GIVEN DATA:
----------------------------------------
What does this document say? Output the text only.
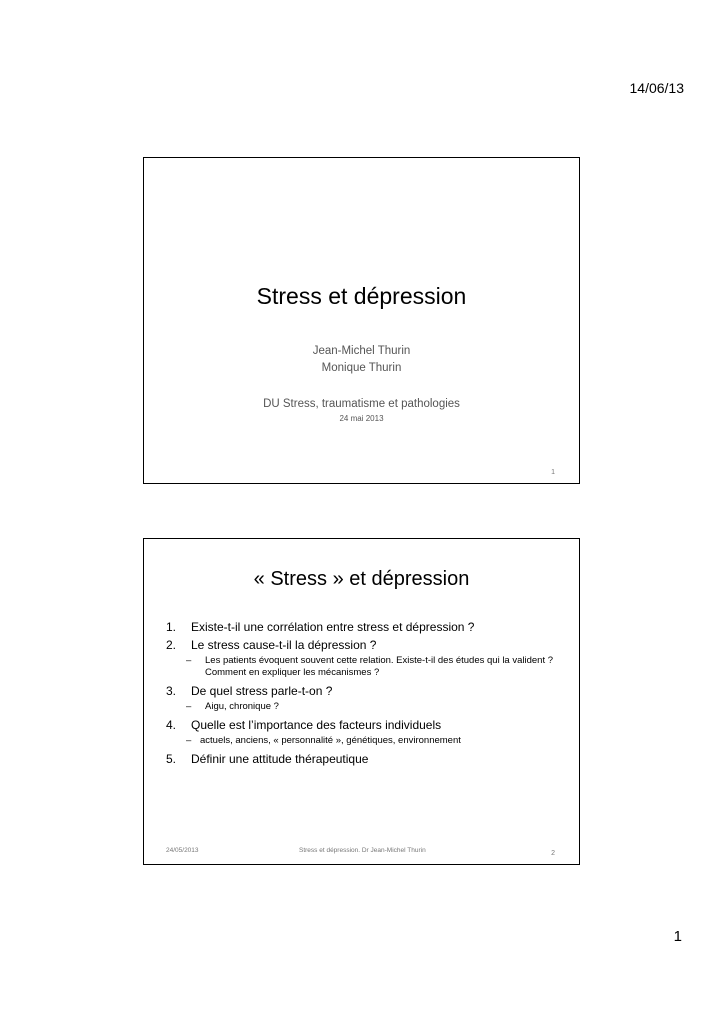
14/06/13
Stress et dépression
Jean-Michel Thurin
Monique Thurin
DU Stress, traumatisme et pathologies
24 mai 2013
1
« Stress » et dépression
1.	Existe-t-il une corrélation entre stress et dépression ?
2.	Le stress cause-t-il la dépression ?
–	Les patients évoquent souvent cette relation. Existe-t-il des études qui la valident ? Comment en expliquer les mécanismes ?
3.	De quel stress parle-t-on ?
–	Aigu, chronique ?
4.	Quelle est l’importance des facteurs individuels
– actuels, anciens, « personnalité », génétiques, environnement
5.	Définir une attitude thérapeutique
24/05/2013	Stress et dépression. Dr Jean-Michel Thurin	2
1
----------------------------------------
WORK ITEM: Lines with "Existe": copy every one of them from the listing above.

THE COMPLETED TASK:
1.	Existe-t-il une corrélation entre stress et dépression ?
–	Les patients évoquent souvent cette relation. Existe-t-il des études qui la valident ? Comment en expliquer les mécanismes ?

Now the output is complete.